(Item position data)

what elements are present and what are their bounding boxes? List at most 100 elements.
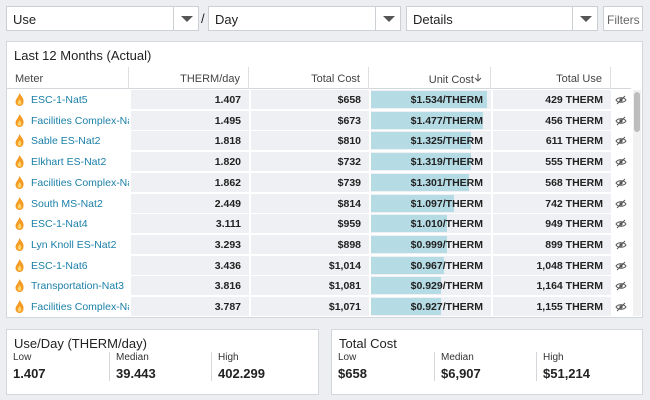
cell: 568 THERM (491, 172, 611, 192)
stat-value: $658 (338, 366, 367, 381)
unit-cost-bar (371, 235, 447, 253)
flame-icon (15, 155, 24, 169)
table-row: ESC-1-Nat5 1.407 $658 $1.534/THERM 429 THERM (7, 90, 631, 109)
hide-icon[interactable] (615, 219, 627, 229)
unit-cost-bar (371, 132, 472, 150)
summary-card: Use/Day (THERM/day) Low 1.407 Median 39.443 H… (6, 329, 319, 395)
cell: $732 (249, 152, 369, 172)
cell: 1.407 (129, 90, 249, 109)
stat-label: High (543, 352, 564, 363)
hide-icon[interactable] (615, 178, 627, 188)
table-row: Elkhart ES-Nat2 1.820 $732 $1.319/THERM 555 … (7, 152, 631, 172)
column-header[interactable]: THERM/day (129, 67, 249, 89)
hide-icon[interactable] (615, 116, 627, 126)
unit-cost-label: $1.319/THERM (410, 156, 483, 169)
hide-icon[interactable] (615, 261, 627, 271)
cell: $810 (249, 131, 369, 151)
flame-icon (15, 279, 24, 293)
column-header[interactable]: Unit Cost (369, 67, 491, 89)
table-row: Facilities Complex-Nat9 3.787 $1,071 $0.927… (7, 297, 631, 316)
day-select[interactable]: Day (208, 6, 401, 31)
cell: 3.787 (129, 297, 249, 316)
meter-link[interactable]: Elkhart ES-Nat2 (31, 156, 107, 169)
unit-cost-cell: $1.325/THERM (369, 131, 491, 151)
unit-cost-label: $0.929/THERM (410, 280, 483, 293)
unit-cost-cell: $1.534/THERM (369, 90, 491, 109)
unit-cost-cell: $0.967/THERM (369, 255, 491, 275)
cell: $814 (249, 193, 369, 213)
unit-cost-bar (371, 153, 471, 171)
unit-cost-cell: $1.010/THERM (369, 214, 491, 234)
column-header[interactable]: Total Cost (249, 67, 369, 89)
stat-label: Median (116, 352, 149, 363)
hide-icon[interactable] (615, 157, 627, 167)
unit-cost-bar (371, 215, 448, 233)
cell: 1,164 THERM (491, 276, 611, 296)
meter-link[interactable]: Transportation-Nat3 (31, 280, 124, 293)
caret (173, 7, 198, 30)
cell: 742 THERM (491, 193, 611, 213)
cell: $1,014 (249, 255, 369, 275)
column-header[interactable]: Meter (7, 67, 129, 89)
unit-cost-bar (371, 111, 483, 129)
unit-cost-bar (371, 91, 487, 108)
scroll-thumb[interactable] (634, 92, 640, 132)
header-text: Total Cost (311, 73, 360, 85)
scrollbar[interactable] (633, 90, 641, 316)
cell: $1,081 (249, 276, 369, 296)
cell: 1,048 THERM (491, 255, 611, 275)
stat-label: Median (441, 352, 474, 363)
flame-icon (15, 93, 24, 106)
cell: 3.293 (129, 234, 249, 254)
meter-link[interactable]: Sable ES-Nat2 (31, 135, 101, 148)
meter-link[interactable]: Facilities Complex-Nat7 (31, 176, 142, 189)
hide-icon[interactable] (615, 240, 627, 250)
use-select[interactable]: Use (6, 6, 199, 31)
unit-cost-cell: $0.929/THERM (369, 276, 491, 296)
table-row: Transportation-Nat3 3.816 $1,081 $0.929/THE… (7, 276, 631, 296)
meter-link[interactable]: Lyn Knoll ES-Nat2 (31, 238, 117, 251)
hide-icon[interactable] (615, 302, 627, 312)
unit-cost-bar (371, 298, 442, 315)
stat-label: Low (13, 352, 32, 363)
flame-icon (15, 134, 24, 148)
unit-cost-cell: $0.999/THERM (369, 234, 491, 254)
stat: Median $6,907 (434, 352, 534, 381)
cell: $658 (249, 90, 369, 109)
card-title: Total Cost (339, 336, 397, 351)
cell: 555 THERM (491, 152, 611, 172)
sort-arrow (474, 74, 482, 82)
hide-icon[interactable] (615, 281, 627, 291)
column-header[interactable]: Total Use (491, 67, 611, 89)
meter-link[interactable]: Facilities Complex-Nat9 (31, 301, 142, 313)
unit-cost-label: $0.999/THERM (410, 238, 483, 251)
unit-cost-label: $1.097/THERM (410, 197, 483, 210)
meter-link[interactable]: Facilities Complex-Nat8 (31, 114, 142, 127)
unit-cost-label: $0.927/THERM (410, 301, 483, 313)
cell: 3.111 (129, 214, 249, 234)
flame-icon (15, 196, 24, 210)
table-row: ESC-1-Nat6 3.436 $1,014 $0.967/THERM 1,048 T… (7, 255, 631, 275)
caret (375, 7, 400, 30)
details-select[interactable]: Details (406, 6, 598, 31)
header-text: Total Use (556, 73, 602, 85)
table-header: Meter THERM/day Total Cost Unit Cost Total U… (7, 67, 631, 89)
cell: 2.449 (129, 193, 249, 213)
unit-cost-label: $0.967/THERM (410, 259, 483, 272)
filters-button[interactable]: Filters (603, 6, 643, 31)
meter-link[interactable]: ESC-1-Nat6 (31, 259, 88, 272)
cell: 1,155 THERM (491, 297, 611, 316)
meter-link[interactable]: ESC-1-Nat4 (31, 218, 88, 231)
hide-icon[interactable] (615, 136, 627, 146)
stat-value: 1.407 (13, 366, 46, 381)
cell: 429 THERM (491, 90, 611, 109)
hide-icon[interactable] (615, 95, 627, 105)
stat: High $51,214 (536, 352, 636, 381)
table-row: Facilities Complex-Nat7 1.862 $739 $1.301/T… (7, 172, 631, 192)
hide-icon[interactable] (615, 199, 627, 209)
unit-cost-label: $1.534/THERM (410, 94, 483, 106)
table-panel: Last 12 Months (Actual) Meter THERM/day To… (6, 41, 643, 318)
meter-link[interactable]: ESC-1-Nat5 (31, 94, 88, 106)
meter-link[interactable]: South MS-Nat2 (31, 197, 103, 210)
table-row: Sable ES-Nat2 1.818 $810 $1.325/THERM 611 TH… (7, 131, 631, 151)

# Written instruction:
Please repeat the lines of data above exactly, leaving out the pictures.

# Result of the task:
what elements are present and what are their bounding boxes? List at most 100 elements.
cell: 568 THERM (491, 172, 611, 192)
stat-value: $658 (338, 366, 367, 381)
unit-cost-bar (371, 235, 447, 253)
flame-icon (15, 155, 24, 169)
table-row: ESC-1-Nat5 1.407 $658 $1.534/THERM 429 THERM (7, 90, 631, 109)
hide-icon[interactable] (615, 219, 627, 229)
unit-cost-bar (371, 132, 472, 150)
summary-card: Use/Day (THERM/day) Low 1.407 Median 39.443 H… (6, 329, 319, 395)
cell: $732 (249, 152, 369, 172)
cell: 1.407 (129, 90, 249, 109)
stat-label: High (543, 352, 564, 363)
hide-icon[interactable] (615, 178, 627, 188)
table-row: Elkhart ES-Nat2 1.820 $732 $1.319/THERM 555 … (7, 152, 631, 172)
column-header[interactable]: THERM/day (129, 67, 249, 89)
hide-icon[interactable] (615, 116, 627, 126)
unit-cost-label: $1.319/THERM (410, 156, 483, 169)
hide-icon[interactable] (615, 261, 627, 271)
cell: $810 (249, 131, 369, 151)
flame-icon (15, 279, 24, 293)
column-header[interactable]: Unit Cost (369, 67, 491, 89)
table-row: Facilities Complex-Nat9 3.787 $1,071 $0.927… (7, 297, 631, 316)
day-select[interactable]: Day (208, 6, 401, 31)
cell: 3.787 (129, 297, 249, 316)
meter-link[interactable]: Elkhart ES-Nat2 (31, 156, 107, 169)
unit-cost-cell: $1.325/THERM (369, 131, 491, 151)
unit-cost-label: $0.929/THERM (410, 280, 483, 293)
unit-cost-cell: $1.534/THERM (369, 90, 491, 109)
unit-cost-cell: $0.967/THERM (369, 255, 491, 275)
cell: $814 (249, 193, 369, 213)
unit-cost-bar (371, 153, 471, 171)
unit-cost-cell: $1.010/THERM (369, 214, 491, 234)
column-header[interactable]: Total Cost (249, 67, 369, 89)
stat-label: Median (116, 352, 149, 363)
hide-icon[interactable] (615, 157, 627, 167)
unit-cost-bar (371, 215, 448, 233)
cell: 1,164 THERM (491, 276, 611, 296)
meter-link[interactable]: Transportation-Nat3 (31, 280, 124, 293)
caret (173, 7, 198, 30)
cell: 742 THERM (491, 193, 611, 213)
cell: $1,014 (249, 255, 369, 275)
column-header[interactable]: Meter (7, 67, 129, 89)
unit-cost-bar (371, 111, 483, 129)
unit-cost-bar (371, 91, 487, 108)
scroll-thumb[interactable] (634, 92, 640, 132)
header-text: Total Cost (311, 73, 360, 85)
scrollbar[interactable] (633, 90, 641, 316)
cell: $1,081 (249, 276, 369, 296)
cell: 1,048 THERM (491, 255, 611, 275)
stat-label: Median (441, 352, 474, 363)
flame-icon (15, 93, 24, 106)
cell: 3.293 (129, 234, 249, 254)
meter-link[interactable]: Sable ES-Nat2 (31, 135, 101, 148)
meter-link[interactable]: Facilities Complex-Nat7 (31, 176, 142, 189)
hide-icon[interactable] (615, 240, 627, 250)
use-select[interactable]: Use (6, 6, 199, 31)
unit-cost-cell: $0.929/THERM (369, 276, 491, 296)
table-row: Transportation-Nat3 3.816 $1,081 $0.929/THE… (7, 276, 631, 296)
meter-link[interactable]: Lyn Knoll ES-Nat2 (31, 238, 117, 251)
hide-icon[interactable] (615, 302, 627, 312)
unit-cost-bar (371, 298, 442, 315)
stat-label: Low (13, 352, 32, 363)
flame-icon (15, 134, 24, 148)
unit-cost-cell: $0.999/THERM (369, 234, 491, 254)
stat: Median $6,907 (434, 352, 534, 381)
cell: $658 (249, 90, 369, 109)
card-title: Total Cost (339, 336, 397, 351)
cell: 555 THERM (491, 152, 611, 172)
sort-arrow (474, 74, 482, 82)
hide-icon[interactable] (615, 281, 627, 291)
column-header[interactable]: Total Use (491, 67, 611, 89)
meter-link[interactable]: Facilities Complex-Nat9 (31, 301, 142, 313)
unit-cost-label: $0.999/THERM (410, 238, 483, 251)
unit-cost-label: $1.097/THERM (410, 197, 483, 210)
meter-link[interactable]: Facilities Complex-Nat8 (31, 114, 142, 127)
unit-cost-label: $0.927/THERM (410, 301, 483, 313)
cell: 3.111 (129, 214, 249, 234)
flame-icon (15, 196, 24, 210)
table-row: ESC-1-Nat6 3.436 $1,014 $0.967/THERM 1,048 T… (7, 255, 631, 275)
caret (375, 7, 400, 30)
details-select[interactable]: Details (406, 6, 598, 31)
header-text: Total Use (556, 73, 602, 85)
table-header: Meter THERM/day Total Cost Unit Cost Total U… (7, 67, 631, 89)
cell: 2.449 (129, 193, 249, 213)
unit-cost-label: $0.967/THERM (410, 259, 483, 272)
filters-button[interactable]: Filters (603, 6, 643, 31)
meter-link[interactable]: ESC-1-Nat6 (31, 259, 88, 272)
cell: 1,155 THERM (491, 297, 611, 316)
meter-link[interactable]: ESC-1-Nat4 (31, 218, 88, 231)
hide-icon[interactable] (615, 136, 627, 146)
stat-value: 1.407 (13, 366, 46, 381)
cell: 429 THERM (491, 90, 611, 109)
hide-icon[interactable] (615, 95, 627, 105)
stat: High $51,214 (536, 352, 636, 381)
table-row: Facilities Complex-Nat7 1.862 $739 $1.301/T… (7, 172, 631, 192)
hide-icon[interactable] (615, 199, 627, 209)
unit-cost-label: $1.534/THERM (410, 94, 483, 106)
table-panel: Last 12 Months (Actual) Meter THERM/day To… (6, 41, 643, 318)
meter-link[interactable]: ESC-1-Nat5 (31, 94, 88, 106)
meter-link[interactable]: South MS-Nat2 (31, 197, 103, 210)
table-row: Sable ES-Nat2 1.818 $810 $1.325/THERM 611 TH… (7, 131, 631, 151)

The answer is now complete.